- [PASSAGE GIVEN]:
Even if using the JavaScript method, editing and truncating the reference will 
likely suit it better to its intended purpose.

Rationale:
- the first few words of the title are most likely to be read
- the first few words differentiate one reference from another
- (perhaps subject to content-field), the title of the work provides more 
*immediate* context
- the title text is likely to be truncated
- the author's name is often referenced inline, e.g.  (Ernster L, Forsmark P  
Nordenbrand K, 1992) is an comparable conventional short-form reference.
- if content deals with a specialised topic area, the author's name(s) are 
likely to be repeated and it won't be possible to distinguish between different 
works by the same author(s)
-in general, web-writing prioritises content over authorship, for example, link 
text that describes the destination content tends to be more useful/usable than 
link text that identifies the destination content author.

- [SET PROBLEM 1]:
Reproduce verbatim the rows from the one containing "y-tick-label: 0: [38, 392, 44, 403]" through the one containing "cloud-bar: [514, 684, 520, 778]".

- [EXTRACTED DATA]:
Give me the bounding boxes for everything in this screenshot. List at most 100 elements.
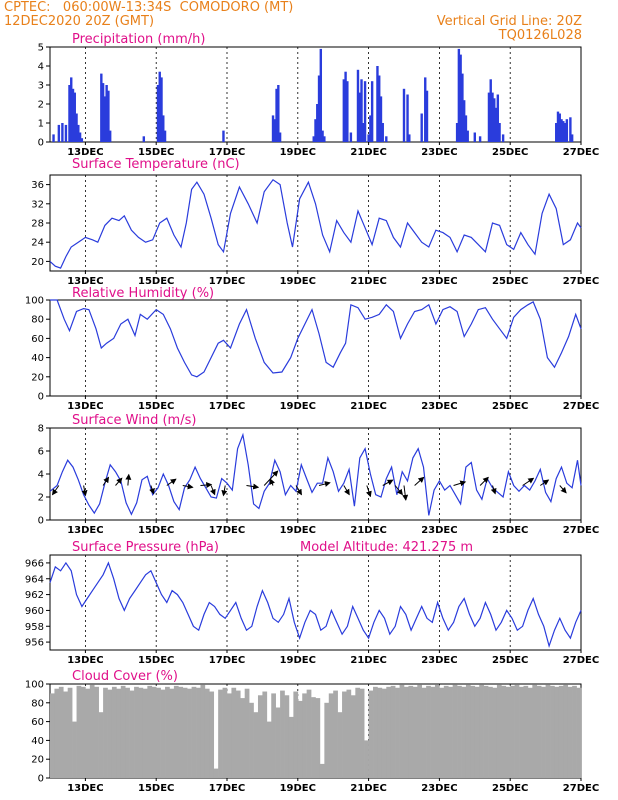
y-tick-label: 0: [38, 392, 44, 403]
y-tick-label: 1: [38, 119, 44, 130]
cloud-bar: [324, 702, 330, 778]
x-tick-label: 23DEC: [421, 655, 457, 666]
header-grid-note: Vertical Grid Line: 20Z: [436, 14, 582, 29]
cloud-bar: [76, 685, 82, 778]
cloud-bar: [156, 687, 161, 778]
x-tick-label: 25DEC: [492, 783, 528, 794]
cloud-bar: [67, 687, 73, 778]
cloud-bar: [532, 684, 538, 778]
x-tick-label: 15DEC: [138, 147, 174, 158]
precip-bar: [342, 79, 346, 142]
wind-arrow: [102, 476, 110, 486]
panel-temp: 20 24 28 32 36 13DEC 15DEC 17DEC 19DEC 21DEC 23DEC…: [31, 157, 599, 287]
precip-bar: [78, 132, 82, 142]
precip-bar: [156, 85, 160, 142]
cloud-bar: [541, 686, 546, 778]
cloud-bar: [116, 688, 122, 778]
y-tick-label: 956: [25, 638, 44, 649]
y-tick-label: 3: [38, 81, 44, 92]
cloud-bar: [54, 688, 60, 778]
precip-bar: [71, 88, 75, 142]
precip-bar: [457, 48, 461, 142]
cloud-bar: [563, 684, 569, 778]
y-tick-label: 0: [38, 774, 44, 785]
y-tick-label: 0: [38, 138, 44, 149]
x-tick-label: 17DEC: [209, 655, 245, 666]
x-tick-label: 13DEC: [67, 401, 103, 412]
precip-bar: [277, 85, 280, 142]
cloud-bar: [151, 686, 157, 778]
cloud-bar: [284, 695, 290, 778]
precip-bar: [489, 79, 492, 142]
cloud-bar: [129, 690, 135, 778]
precip-bar: [565, 119, 569, 142]
cloud-bar: [138, 687, 144, 778]
y-tick-label: 6: [38, 447, 44, 458]
precip-bar: [501, 134, 505, 142]
wind-arrow: [182, 483, 194, 490]
cloud-bar: [142, 688, 148, 778]
precip-bar: [462, 100, 466, 142]
wind-arrow: [51, 485, 60, 496]
precip-bar: [344, 71, 347, 142]
precip-bar: [349, 132, 353, 142]
cloud-bar: [514, 684, 520, 778]
x-tick-label: 21DEC: [350, 655, 386, 666]
cloud-bar: [311, 697, 316, 778]
wind-arrow: [366, 485, 372, 498]
y-tick-label: 2: [38, 100, 44, 111]
panel-wind: 0 2 4 6 8 13DEC 15DEC 17DEC 19DEC 21DEC 23DEC 25DEC…: [38, 413, 600, 536]
precip-bar: [101, 83, 105, 142]
y-tick-label: 8: [38, 424, 44, 435]
precip-bar: [558, 113, 561, 142]
cloud-bar: [474, 686, 480, 778]
x-tick-label: 25DEC: [492, 401, 528, 412]
y-tick-label: 960: [25, 606, 44, 617]
y-tick-label: 60: [31, 334, 44, 345]
cloud-bar: [386, 686, 392, 778]
cloud-bar: [492, 687, 498, 778]
wind-arrow: [559, 485, 567, 494]
precip-bar: [466, 130, 469, 142]
x-tick-label: 17DEC: [209, 783, 245, 794]
precip-bar: [108, 130, 112, 142]
y-tick-label: 24: [31, 238, 44, 249]
panel-title: Surface Pressure (hPa): [72, 540, 219, 555]
cloud-bar: [545, 684, 551, 778]
panel-title: Surface Temperature (nC): [72, 157, 240, 172]
y-tick-label: 100: [25, 680, 44, 691]
wind-arrow: [343, 485, 350, 496]
series-line: [50, 299, 582, 378]
cloud-bar: [107, 689, 113, 778]
precip-bar: [77, 124, 80, 142]
precip-bar: [376, 66, 379, 142]
panel-precip: 0 1 2 3 4 5 13DEC 15DEC 17DEC 19DEC 21DEC 23DEC 25DE…: [38, 32, 600, 158]
cloud-bar: [63, 691, 68, 778]
cloud-bar: [89, 684, 95, 778]
cloud-bar: [257, 695, 263, 778]
cloud-bar: [103, 687, 108, 778]
cloud-bar: [288, 716, 294, 778]
panel-rh: 0 20 40 60 80 100 13DEC 15DEC 17DEC 19DEC 21DEC 23D…: [25, 286, 599, 412]
cloud-bar: [342, 691, 347, 778]
cloud-bar: [408, 685, 414, 778]
cloud-bar: [262, 691, 268, 778]
x-tick-label: 17DEC: [209, 525, 245, 536]
precip-bar: [493, 98, 496, 142]
precip-bar: [461, 73, 464, 142]
y-tick-label: 100: [25, 296, 44, 307]
precip-bar: [75, 113, 78, 142]
x-tick-label: 19DEC: [280, 401, 316, 412]
precip-bar: [473, 132, 476, 142]
cloud-bar: [231, 687, 237, 778]
cloud-bar: [457, 685, 462, 778]
cloud-bar: [275, 707, 281, 778]
cloud-bar: [479, 684, 484, 778]
cloud-bar: [452, 684, 458, 778]
precip-bar: [68, 85, 71, 142]
cloud-bar: [404, 686, 409, 778]
cloud-bar: [165, 686, 170, 778]
x-tick-label: 21DEC: [350, 147, 386, 158]
cloud-bar: [222, 687, 228, 778]
precip-bar: [64, 124, 68, 142]
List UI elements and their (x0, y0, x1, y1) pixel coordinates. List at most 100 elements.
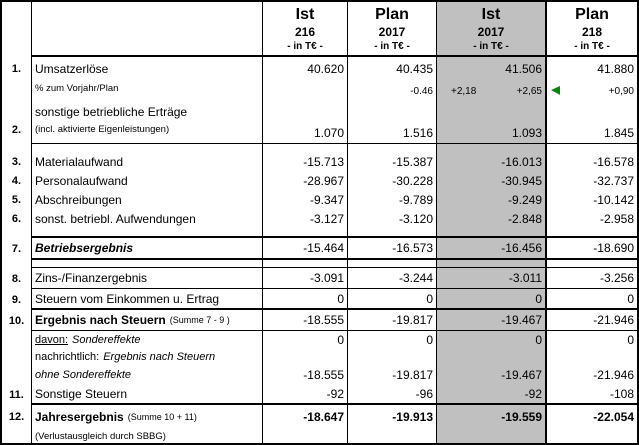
row-number (2, 429, 32, 443)
green-flag-icon (551, 86, 560, 95)
cell-plan218: -16.578 (593, 154, 634, 169)
row-number: 11. (2, 384, 32, 405)
row-label: % zum Vorjahr/Plan (32, 81, 263, 101)
row-number: 1. (2, 57, 32, 81)
row-sublabel: (Verlustausgleich durch SBBG) (32, 429, 263, 443)
cell-ist2017: 0 (437, 331, 547, 348)
cell-ist216: -18.555 (263, 365, 348, 384)
cell-ist2017: -19.467 (437, 365, 547, 384)
label-suffix: (Summe 10 + 11) (127, 412, 197, 422)
cell-plan218 (547, 348, 637, 365)
cell-plan2017: 1.516 (348, 122, 437, 144)
col-unit: - in T€ - (374, 41, 410, 52)
cell-ist2017: -16.013 (437, 152, 547, 171)
cell-plan2017: -96 (348, 384, 437, 405)
row-number (2, 348, 32, 365)
cell-ist2017 (437, 348, 547, 365)
row-number (2, 81, 32, 101)
column-header-ist-2017: Ist 2017 - in T€ - (437, 2, 547, 57)
col-period: Ist (295, 6, 315, 23)
cell-ist2017: -92 (437, 384, 547, 405)
cell-plan2017 (348, 348, 437, 365)
col-year: 2017 (378, 25, 406, 39)
cell-plan2017: 40.435 (348, 57, 437, 81)
cell-plan218: +0,90 (608, 85, 634, 97)
cell-plan2017: -30.228 (348, 171, 437, 190)
cell-ist216: -18.647 (263, 405, 348, 429)
cell-plan218: -32.737 (593, 173, 634, 188)
row-label: Abschreibungen (32, 190, 263, 209)
row-jahresergebnis: 12. Jahresergebnis (Summe 10 + 11) -18.6… (2, 405, 637, 429)
cell-plan2017 (348, 429, 437, 443)
cell-ist216 (263, 348, 348, 365)
col-year: 218 (581, 25, 603, 39)
row-label: davon: Sondereffekte (32, 331, 263, 348)
row-nachrichtlich-label: nachrichtlich: Ergebnis nach Steuern (2, 348, 637, 365)
cell-plan218: -108 (547, 384, 637, 405)
row-number (2, 331, 32, 348)
cell-plan2017: 0 (348, 331, 437, 348)
row-sondereffekte: davon: Sondereffekte 0 0 0 0 (2, 331, 637, 348)
row-label: Jahresergebnis (Summe 10 + 11) (32, 405, 263, 429)
label-main: Jahresergebnis (35, 410, 124, 424)
cell-ist216: 1.070 (263, 122, 348, 144)
cell-ist216: 0 (263, 289, 348, 310)
spacer-row (2, 228, 637, 238)
column-header-plan-2017: Plan 2017 - in T€ - (348, 2, 437, 57)
cell-ist2017: 41.506 (437, 57, 547, 81)
col-year: 2017 (477, 25, 505, 39)
row-personalaufwand: 4. Personalaufwand -28.967 -30.228 -30.9… (2, 171, 637, 190)
cell-ist2017: -19.467 (437, 310, 547, 331)
cell-plan218: -10.142 (593, 192, 634, 207)
cell-ist216 (263, 429, 348, 443)
label-main: Sondereffekte (72, 333, 141, 346)
cell-plan2017: -19.817 (348, 365, 437, 384)
cell-plan218: -21.946 (593, 367, 634, 382)
label-main: Ergebnis nach Steuern (35, 313, 166, 327)
col-unit: - in T€ - (287, 41, 323, 52)
cell-ist216: -3.091 (263, 268, 348, 289)
row-label: Umsatzerlöse (32, 57, 263, 81)
cell-ist2017: -19.559 (437, 405, 547, 429)
cell-ist216: 0 (263, 331, 348, 348)
cell-ist216: -15.464 (263, 238, 348, 260)
row-number: 9. (2, 289, 32, 310)
row-label: nachrichtlich: Ergebnis nach Steuern (32, 348, 263, 365)
row-jahresergebnis-sublabel: (Verlustausgleich durch SBBG) (2, 429, 637, 443)
spacer-row (2, 144, 637, 152)
row-number (2, 101, 32, 122)
spacer-row (2, 260, 637, 268)
row-sonstige-steuern: 11. Sonstige Steuern -92 -96 -92 -108 (2, 384, 637, 405)
cell-plan2017: -3.120 (348, 209, 437, 228)
cell-ist216: -28.967 (263, 171, 348, 190)
cell-ist216: 40.620 (263, 57, 348, 81)
row-label: Steuern vom Einkommen u. Ertrag (32, 289, 263, 310)
row-ergebnis-nach-steuern: 10. Ergebnis nach Steuern (Summe 7 - 9 )… (2, 310, 637, 331)
pct-vs-plan: +2,65 (516, 85, 542, 97)
row-number: 3. (2, 152, 32, 171)
row-finanzergebnis: 8. Zins-/Finanzergebnis -3.091 -3.244 -3… (2, 268, 637, 289)
row-label: Ergebnis nach Steuern (Summe 7 - 9 ) (32, 310, 263, 331)
col-period: Ist (481, 6, 501, 23)
row-umsatz-prozent: % zum Vorjahr/Plan -0.46 +2,18 +2,65 +0,… (2, 81, 637, 101)
row-number: 5. (2, 190, 32, 209)
cell-plan218 (547, 101, 637, 122)
row-number: 2. (2, 122, 32, 144)
row-number: 4. (2, 171, 32, 190)
row-number: 6. (2, 209, 32, 228)
cell-ist216 (263, 101, 348, 122)
col-period: Plan (575, 6, 609, 23)
row-sonstige-ertraege-values: 2. (incl. aktivierte Eigenleistungen) 1.… (2, 122, 637, 144)
cell-ist2017: 0 (437, 289, 547, 310)
cell-plan218: 0 (627, 332, 634, 347)
cell-plan218: -2.958 (599, 211, 634, 226)
cell-ist2017: -2.848 (437, 209, 547, 228)
cell-ist2017: -16.456 (437, 238, 547, 260)
label-prefix: nachrichtlich: (35, 350, 100, 363)
row-betriebsergebnis: 7. Betriebsergebnis -15.464 -16.573 -16.… (2, 238, 637, 260)
cell-plan2017: -15.387 (348, 152, 437, 171)
cell-ist2017: -3.011 (437, 268, 547, 289)
row-label: sonst. betriebl. Aufwendungen (32, 209, 263, 228)
row-number (2, 365, 32, 384)
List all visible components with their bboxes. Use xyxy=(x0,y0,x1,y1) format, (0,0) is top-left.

- [SET PROBLEM 2]:
Answer each question from the passage on shortening references.
(a) According to the passage, which words of the title are most likely to be read?
(b) What does web writing generally prioritize over authorship?
(c) Which method does the opening sentence name?

- [FULL SOLUTION 1]:
y-tick-label: 0: [38, 392, 44, 403]
y-tick-label: 1: [38, 119, 44, 130]
cloud-bar: [324, 702, 330, 778]
x-tick-label: 23DEC: [421, 655, 457, 666]
header-grid-note: Vertical Grid Line: 20Z: [436, 14, 582, 29]
cloud-bar: [76, 685, 82, 778]
cloud-bar: [156, 687, 161, 778]
x-tick-label: 25DEC: [492, 783, 528, 794]
cloud-bar: [67, 687, 73, 778]
cloud-bar: [532, 684, 538, 778]
x-tick-label: 15DEC: [138, 147, 174, 158]
precip-bar: [342, 79, 346, 142]
wind-arrow: [102, 476, 110, 486]
panel-temp: 20 24 28 32 36 13DEC 15DEC 17DEC 19DEC 21DEC 23DEC…: [31, 157, 599, 287]
precip-bar: [78, 132, 82, 142]
precip-bar: [156, 85, 160, 142]
cloud-bar: [541, 686, 546, 778]
cloud-bar: [116, 688, 122, 778]
y-tick-label: 956: [25, 638, 44, 649]
y-tick-label: 3: [38, 81, 44, 92]
cloud-bar: [54, 688, 60, 778]
precip-bar: [71, 88, 75, 142]
precip-bar: [457, 48, 461, 142]
cloud-bar: [563, 684, 569, 778]
y-tick-label: 0: [38, 774, 44, 785]
y-tick-label: 0: [38, 138, 44, 149]
x-tick-label: 17DEC: [209, 655, 245, 666]
x-tick-label: 13DEC: [67, 401, 103, 412]
precip-bar: [277, 85, 280, 142]
cloud-bar: [151, 686, 157, 778]
cloud-bar: [284, 695, 290, 778]
precip-bar: [489, 79, 492, 142]
cloud-bar: [129, 690, 135, 778]
precip-bar: [565, 119, 569, 142]
cloud-bar: [138, 687, 144, 778]
y-tick-label: 6: [38, 447, 44, 458]
precip-bar: [501, 134, 505, 142]
wind-arrow: [182, 483, 194, 490]
cloud-bar: [142, 688, 148, 778]
precip-bar: [462, 100, 466, 142]
wind-arrow: [51, 485, 60, 496]
precip-bar: [344, 71, 347, 142]
precip-bar: [349, 132, 353, 142]
cloud-bar: [514, 684, 520, 778]

- [FULL SOLUTION 2]:
(a) The first few words.
(b) Content.
(c) The JavaScript method.